Raw records:
★ ★ ★ ★
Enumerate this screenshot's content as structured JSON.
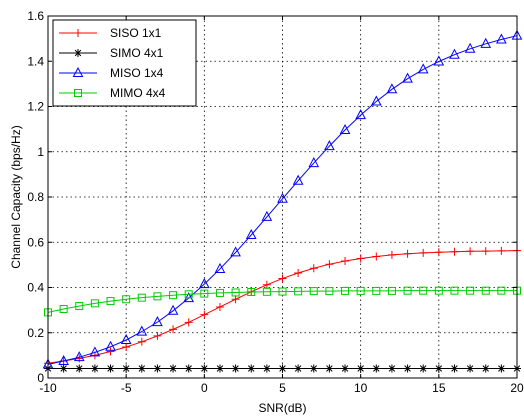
{
  "chart_data": {
    "type": "line",
    "xlabel": "SNR(dB)",
    "ylabel": "Channel Capacity (bps/Hz)",
    "xlim": [
      -10,
      20
    ],
    "ylim": [
      0,
      1.6
    ],
    "xticks": [
      "-10",
      "-5",
      "0",
      "5",
      "10",
      "15",
      "20"
    ],
    "yticks": [
      "0",
      "0.2",
      "0.4",
      "0.6",
      "0.8",
      "1",
      "1.2",
      "1.4",
      "1.6"
    ],
    "grid": true,
    "grid_style": "dotted",
    "legend_position": "top-left",
    "x": [
      -10,
      -9,
      -8,
      -7,
      -6,
      -5,
      -4,
      -3,
      -2,
      -1,
      0,
      1,
      2,
      3,
      4,
      5,
      6,
      7,
      8,
      9,
      10,
      11,
      12,
      13,
      14,
      15,
      16,
      17,
      18,
      19,
      20
    ],
    "series": [
      {
        "name": "SISO 1x1",
        "color": "#ff0000",
        "marker": "plus",
        "marker_step": 1,
        "values": [
          0.065,
          0.075,
          0.087,
          0.1,
          0.117,
          0.137,
          0.16,
          0.186,
          0.215,
          0.246,
          0.28,
          0.314,
          0.348,
          0.381,
          0.412,
          0.44,
          0.464,
          0.485,
          0.503,
          0.517,
          0.528,
          0.537,
          0.544,
          0.549,
          0.553,
          0.556,
          0.558,
          0.56,
          0.561,
          0.562,
          0.563
        ]
      },
      {
        "name": "SIMO 4x1",
        "color": "#000000",
        "marker": "asterisk",
        "marker_step": 1,
        "values": [
          0.042,
          0.042,
          0.042,
          0.042,
          0.042,
          0.042,
          0.042,
          0.042,
          0.042,
          0.042,
          0.042,
          0.042,
          0.042,
          0.042,
          0.042,
          0.042,
          0.042,
          0.042,
          0.042,
          0.042,
          0.042,
          0.042,
          0.042,
          0.042,
          0.042,
          0.042,
          0.042,
          0.042,
          0.042,
          0.042,
          0.042
        ]
      },
      {
        "name": "MISO 1x4",
        "color": "#0000ff",
        "marker": "triangle",
        "marker_step": 1,
        "values": [
          0.06,
          0.075,
          0.092,
          0.113,
          0.138,
          0.168,
          0.205,
          0.247,
          0.297,
          0.353,
          0.415,
          0.482,
          0.555,
          0.632,
          0.712,
          0.792,
          0.872,
          0.95,
          1.025,
          1.096,
          1.162,
          1.222,
          1.276,
          1.323,
          1.364,
          1.399,
          1.429,
          1.455,
          1.477,
          1.496,
          1.513
        ]
      },
      {
        "name": "MIMO 4x4",
        "color": "#00cc00",
        "marker": "square",
        "marker_step": 1,
        "values": [
          0.29,
          0.305,
          0.318,
          0.33,
          0.34,
          0.348,
          0.355,
          0.361,
          0.366,
          0.37,
          0.373,
          0.376,
          0.378,
          0.38,
          0.381,
          0.382,
          0.383,
          0.384,
          0.384,
          0.385,
          0.385,
          0.385,
          0.385,
          0.386,
          0.386,
          0.386,
          0.386,
          0.386,
          0.386,
          0.386,
          0.386
        ]
      }
    ]
  }
}
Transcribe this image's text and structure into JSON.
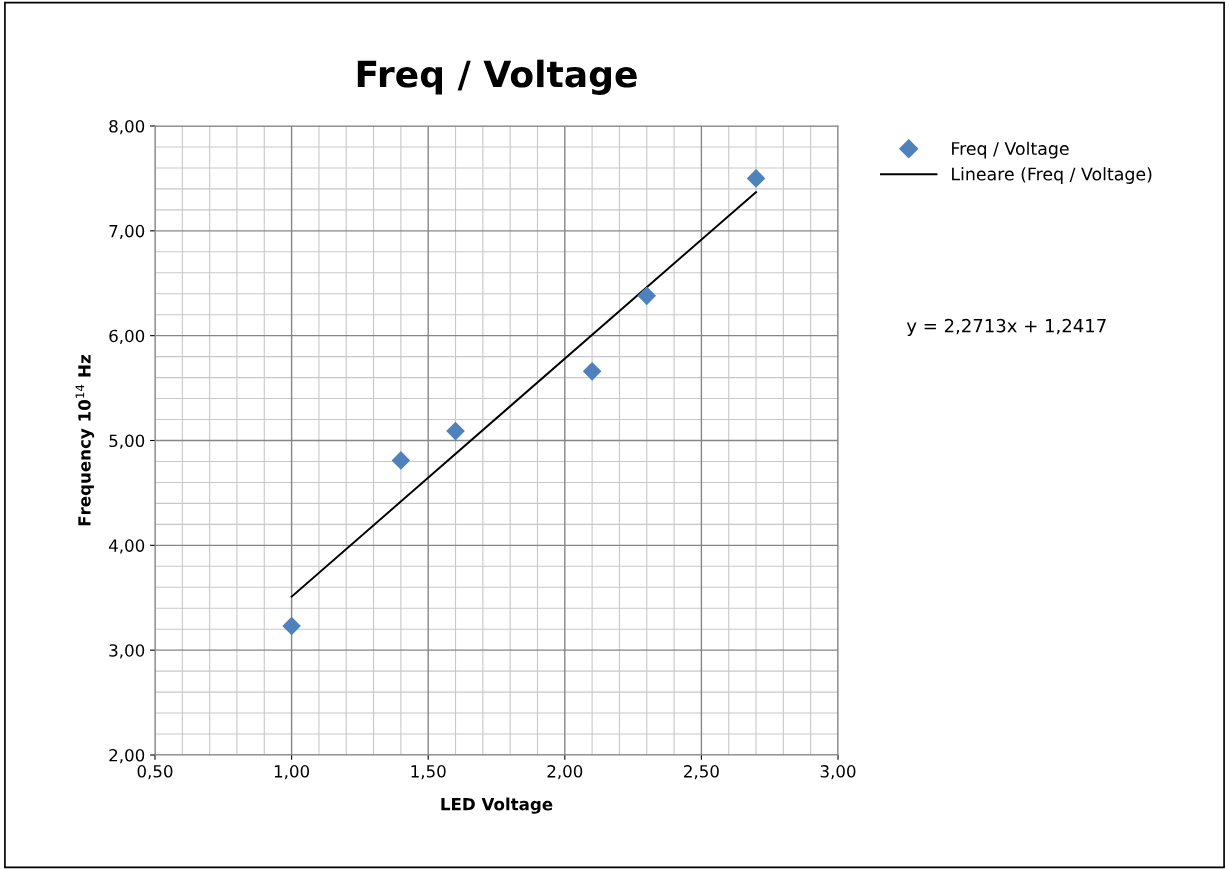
★ ★ ★ ★
From the entries above, extract every line where the word "color" appears.

        "color": "#ff0000",
        "color": "#000000",
        "color": "#0000ff",
        "color": "#00cc00",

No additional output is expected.